TASK DETAILS: Set each entry down verbatim, omitting images.

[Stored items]
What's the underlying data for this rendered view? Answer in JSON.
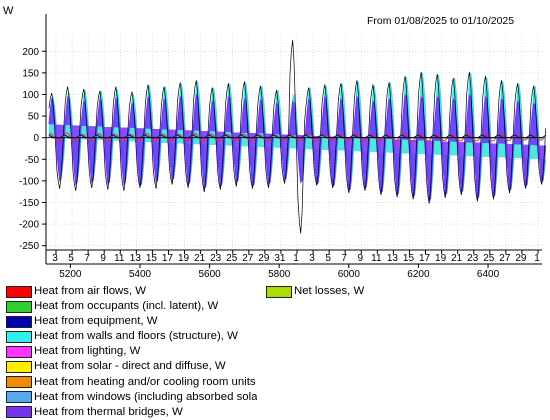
{
  "header": {
    "unit": "W",
    "date_range": "From 01/08/2025 to 01/10/2025"
  },
  "chart_data": {
    "type": "line",
    "title": "From 01/08/2025 to 01/10/2025",
    "ylabel": "W",
    "xlabel": "",
    "ylim": [
      -260,
      240
    ],
    "xlim": [
      5130,
      6555
    ],
    "y_ticks": [
      200,
      150,
      100,
      50,
      0,
      -50,
      -100,
      -150,
      -200,
      -250
    ],
    "x_ticks": [
      5200,
      5400,
      5600,
      5800,
      6000,
      6200,
      6400
    ],
    "day_ticks": [
      "3",
      "5",
      "7",
      "9",
      "11",
      "13",
      "15",
      "17",
      "19",
      "21",
      "23",
      "25",
      "27",
      "29",
      "31",
      "1",
      "3",
      "5",
      "7",
      "9",
      "11",
      "13",
      "15",
      "17",
      "19",
      "21",
      "23",
      "25",
      "27",
      "29",
      "1"
    ],
    "grid": true,
    "series": [
      {
        "name": "Heat from walls and floors (structure), W",
        "color": "#33e0e0",
        "daily_peak_gains": [
          95,
          105,
          110,
          108,
          112,
          100,
          120,
          118,
          125,
          130,
          115,
          125,
          128,
          120,
          110,
          100,
          115,
          120,
          125,
          130,
          120,
          128,
          140,
          150,
          145,
          138,
          150,
          140,
          130,
          125,
          120
        ],
        "daily_peak_losses": [
          -90,
          -100,
          -95,
          -105,
          -100,
          -110,
          -100,
          -95,
          -105,
          -115,
          -110,
          -100,
          -110,
          -105,
          -95,
          -100,
          -105,
          -110,
          -120,
          -115,
          -125,
          -130,
          -135,
          -140,
          -130,
          -125,
          -135,
          -130,
          -120,
          -110,
          -100
        ]
      },
      {
        "name": "Heat from thermal bridges, W",
        "color": "#7030ff",
        "daily_peak_gains": [
          90,
          95,
          85,
          88,
          92,
          80,
          95,
          90,
          95,
          100,
          85,
          95,
          90,
          88,
          80,
          85,
          90,
          95,
          90,
          95,
          85,
          90,
          100,
          95,
          95,
          90,
          100,
          95,
          90,
          85,
          80
        ],
        "daily_peak_losses": [
          -100,
          -110,
          -105,
          -108,
          -110,
          -112,
          -105,
          -100,
          -110,
          -120,
          -115,
          -105,
          -115,
          -110,
          -100,
          -105,
          -110,
          -115,
          -125,
          -120,
          -130,
          -135,
          -140,
          -150,
          -135,
          -130,
          -145,
          -140,
          -125,
          -115,
          -105
        ]
      },
      {
        "name": "Net losses, W",
        "color": "#000000",
        "daily_peak_gains": [
          105,
          120,
          115,
          110,
          120,
          108,
          125,
          120,
          130,
          135,
          118,
          128,
          132,
          122,
          112,
          230,
          118,
          125,
          128,
          135,
          125,
          130,
          145,
          155,
          150,
          140,
          155,
          145,
          135,
          128,
          122
        ],
        "daily_peak_losses": [
          -120,
          -125,
          -118,
          -122,
          -125,
          -118,
          -120,
          -110,
          -118,
          -128,
          -122,
          -115,
          -120,
          -118,
          -108,
          -225,
          -112,
          -118,
          -130,
          -125,
          -135,
          -140,
          -145,
          -155,
          -142,
          -135,
          -150,
          -145,
          -130,
          -120,
          -110
        ]
      },
      {
        "name": "Heat from air flows, W",
        "color": "#ff2020",
        "daily_peak_gains": [
          10,
          12,
          8,
          10,
          9,
          8,
          10,
          9,
          8,
          10,
          9,
          8,
          9,
          8,
          7,
          8,
          9,
          8,
          9,
          10,
          8,
          9,
          10,
          9,
          8,
          9,
          10,
          9,
          8,
          7,
          6
        ],
        "daily_peak_losses": [
          -8,
          -9,
          -7,
          -8,
          -8,
          -7,
          -8,
          -8,
          -7,
          -8,
          -8,
          -7,
          -8,
          -7,
          -6,
          -7,
          -8,
          -7,
          -8,
          -8,
          -7,
          -8,
          -8,
          -8,
          -7,
          -8,
          -8,
          -8,
          -7,
          -6,
          -6
        ]
      },
      {
        "name": "Heat from occupants (incl. latent), W",
        "color": "#22cc22",
        "daily_peak_gains": [
          5,
          5,
          5,
          5,
          5,
          5,
          5,
          5,
          5,
          5,
          5,
          5,
          5,
          5,
          5,
          5,
          5,
          5,
          5,
          5,
          5,
          5,
          5,
          5,
          5,
          5,
          5,
          5,
          5,
          5,
          5
        ],
        "daily_peak_losses": [
          0,
          0,
          0,
          0,
          0,
          0,
          0,
          0,
          0,
          0,
          0,
          0,
          0,
          0,
          0,
          0,
          0,
          0,
          0,
          0,
          0,
          0,
          0,
          0,
          0,
          0,
          0,
          0,
          0,
          0,
          0
        ]
      },
      {
        "name": "Heat from equipment, W",
        "color": "#0000b0",
        "daily_peak_gains": [
          6,
          6,
          6,
          6,
          6,
          6,
          6,
          6,
          6,
          6,
          6,
          6,
          6,
          6,
          6,
          6,
          6,
          6,
          6,
          6,
          6,
          6,
          6,
          6,
          6,
          6,
          6,
          6,
          6,
          6,
          6
        ],
        "daily_peak_losses": [
          0,
          0,
          0,
          0,
          0,
          0,
          0,
          0,
          0,
          0,
          0,
          0,
          0,
          0,
          0,
          0,
          0,
          0,
          0,
          0,
          0,
          0,
          0,
          0,
          0,
          0,
          0,
          0,
          0,
          0,
          0
        ]
      }
    ]
  },
  "legend": {
    "left": [
      {
        "label": "Heat from air flows, W",
        "color": "#ff0000"
      },
      {
        "label": "Heat from occupants (incl. latent), W",
        "color": "#33cc33"
      },
      {
        "label": "Heat from equipment, W",
        "color": "#0000b0"
      },
      {
        "label": "Heat from walls and floors (structure), W",
        "color": "#33eeee"
      },
      {
        "label": "Heat from lighting, W",
        "color": "#ff33ff"
      },
      {
        "label": "Heat from solar - direct and diffuse, W",
        "color": "#ffee00"
      },
      {
        "label": "Heat from heating and/or cooling room units",
        "color": "#f08a00"
      },
      {
        "label": "Heat from windows (including absorbed sola",
        "color": "#55aaee"
      },
      {
        "label": "Heat from thermal bridges, W",
        "color": "#7733ee"
      }
    ],
    "right": [
      {
        "label": "Net losses, W",
        "color": "#aadd00"
      }
    ]
  }
}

SOLUTION FOR THIS TASK:
What's the underlying data for this rendered view? Answer in JSON.
{
  "header": {
    "unit": "W",
    "date_range": "From 01/08/2025 to 01/10/2025"
  },
  "chart_data": {
    "type": "line",
    "title": "From 01/08/2025 to 01/10/2025",
    "ylabel": "W",
    "xlabel": "",
    "ylim": [
      -260,
      240
    ],
    "xlim": [
      5130,
      6555
    ],
    "y_ticks": [
      200,
      150,
      100,
      50,
      0,
      -50,
      -100,
      -150,
      -200,
      -250
    ],
    "x_ticks": [
      5200,
      5400,
      5600,
      5800,
      6000,
      6200,
      6400
    ],
    "day_ticks": [
      "3",
      "5",
      "7",
      "9",
      "11",
      "13",
      "15",
      "17",
      "19",
      "21",
      "23",
      "25",
      "27",
      "29",
      "31",
      "1",
      "3",
      "5",
      "7",
      "9",
      "11",
      "13",
      "15",
      "17",
      "19",
      "21",
      "23",
      "25",
      "27",
      "29",
      "1"
    ],
    "grid": true,
    "series": [
      {
        "name": "Heat from walls and floors (structure), W",
        "color": "#33e0e0",
        "daily_peak_gains": [
          95,
          105,
          110,
          108,
          112,
          100,
          120,
          118,
          125,
          130,
          115,
          125,
          128,
          120,
          110,
          100,
          115,
          120,
          125,
          130,
          120,
          128,
          140,
          150,
          145,
          138,
          150,
          140,
          130,
          125,
          120
        ],
        "daily_peak_losses": [
          -90,
          -100,
          -95,
          -105,
          -100,
          -110,
          -100,
          -95,
          -105,
          -115,
          -110,
          -100,
          -110,
          -105,
          -95,
          -100,
          -105,
          -110,
          -120,
          -115,
          -125,
          -130,
          -135,
          -140,
          -130,
          -125,
          -135,
          -130,
          -120,
          -110,
          -100
        ]
      },
      {
        "name": "Heat from thermal bridges, W",
        "color": "#7030ff",
        "daily_peak_gains": [
          90,
          95,
          85,
          88,
          92,
          80,
          95,
          90,
          95,
          100,
          85,
          95,
          90,
          88,
          80,
          85,
          90,
          95,
          90,
          95,
          85,
          90,
          100,
          95,
          95,
          90,
          100,
          95,
          90,
          85,
          80
        ],
        "daily_peak_losses": [
          -100,
          -110,
          -105,
          -108,
          -110,
          -112,
          -105,
          -100,
          -110,
          -120,
          -115,
          -105,
          -115,
          -110,
          -100,
          -105,
          -110,
          -115,
          -125,
          -120,
          -130,
          -135,
          -140,
          -150,
          -135,
          -130,
          -145,
          -140,
          -125,
          -115,
          -105
        ]
      },
      {
        "name": "Net losses, W",
        "color": "#000000",
        "daily_peak_gains": [
          105,
          120,
          115,
          110,
          120,
          108,
          125,
          120,
          130,
          135,
          118,
          128,
          132,
          122,
          112,
          230,
          118,
          125,
          128,
          135,
          125,
          130,
          145,
          155,
          150,
          140,
          155,
          145,
          135,
          128,
          122
        ],
        "daily_peak_losses": [
          -120,
          -125,
          -118,
          -122,
          -125,
          -118,
          -120,
          -110,
          -118,
          -128,
          -122,
          -115,
          -120,
          -118,
          -108,
          -225,
          -112,
          -118,
          -130,
          -125,
          -135,
          -140,
          -145,
          -155,
          -142,
          -135,
          -150,
          -145,
          -130,
          -120,
          -110
        ]
      },
      {
        "name": "Heat from air flows, W",
        "color": "#ff2020",
        "daily_peak_gains": [
          10,
          12,
          8,
          10,
          9,
          8,
          10,
          9,
          8,
          10,
          9,
          8,
          9,
          8,
          7,
          8,
          9,
          8,
          9,
          10,
          8,
          9,
          10,
          9,
          8,
          9,
          10,
          9,
          8,
          7,
          6
        ],
        "daily_peak_losses": [
          -8,
          -9,
          -7,
          -8,
          -8,
          -7,
          -8,
          -8,
          -7,
          -8,
          -8,
          -7,
          -8,
          -7,
          -6,
          -7,
          -8,
          -7,
          -8,
          -8,
          -7,
          -8,
          -8,
          -8,
          -7,
          -8,
          -8,
          -8,
          -7,
          -6,
          -6
        ]
      },
      {
        "name": "Heat from occupants (incl. latent), W",
        "color": "#22cc22",
        "daily_peak_gains": [
          5,
          5,
          5,
          5,
          5,
          5,
          5,
          5,
          5,
          5,
          5,
          5,
          5,
          5,
          5,
          5,
          5,
          5,
          5,
          5,
          5,
          5,
          5,
          5,
          5,
          5,
          5,
          5,
          5,
          5,
          5
        ],
        "daily_peak_losses": [
          0,
          0,
          0,
          0,
          0,
          0,
          0,
          0,
          0,
          0,
          0,
          0,
          0,
          0,
          0,
          0,
          0,
          0,
          0,
          0,
          0,
          0,
          0,
          0,
          0,
          0,
          0,
          0,
          0,
          0,
          0
        ]
      },
      {
        "name": "Heat from equipment, W",
        "color": "#0000b0",
        "daily_peak_gains": [
          6,
          6,
          6,
          6,
          6,
          6,
          6,
          6,
          6,
          6,
          6,
          6,
          6,
          6,
          6,
          6,
          6,
          6,
          6,
          6,
          6,
          6,
          6,
          6,
          6,
          6,
          6,
          6,
          6,
          6,
          6
        ],
        "daily_peak_losses": [
          0,
          0,
          0,
          0,
          0,
          0,
          0,
          0,
          0,
          0,
          0,
          0,
          0,
          0,
          0,
          0,
          0,
          0,
          0,
          0,
          0,
          0,
          0,
          0,
          0,
          0,
          0,
          0,
          0,
          0,
          0
        ]
      }
    ]
  },
  "legend": {
    "left": [
      {
        "label": "Heat from air flows, W",
        "color": "#ff0000"
      },
      {
        "label": "Heat from occupants (incl. latent), W",
        "color": "#33cc33"
      },
      {
        "label": "Heat from equipment, W",
        "color": "#0000b0"
      },
      {
        "label": "Heat from walls and floors (structure), W",
        "color": "#33eeee"
      },
      {
        "label": "Heat from lighting, W",
        "color": "#ff33ff"
      },
      {
        "label": "Heat from solar - direct and diffuse, W",
        "color": "#ffee00"
      },
      {
        "label": "Heat from heating and/or cooling room units",
        "color": "#f08a00"
      },
      {
        "label": "Heat from windows (including absorbed sola",
        "color": "#55aaee"
      },
      {
        "label": "Heat from thermal bridges, W",
        "color": "#7733ee"
      }
    ],
    "right": [
      {
        "label": "Net losses, W",
        "color": "#aadd00"
      }
    ]
  }
}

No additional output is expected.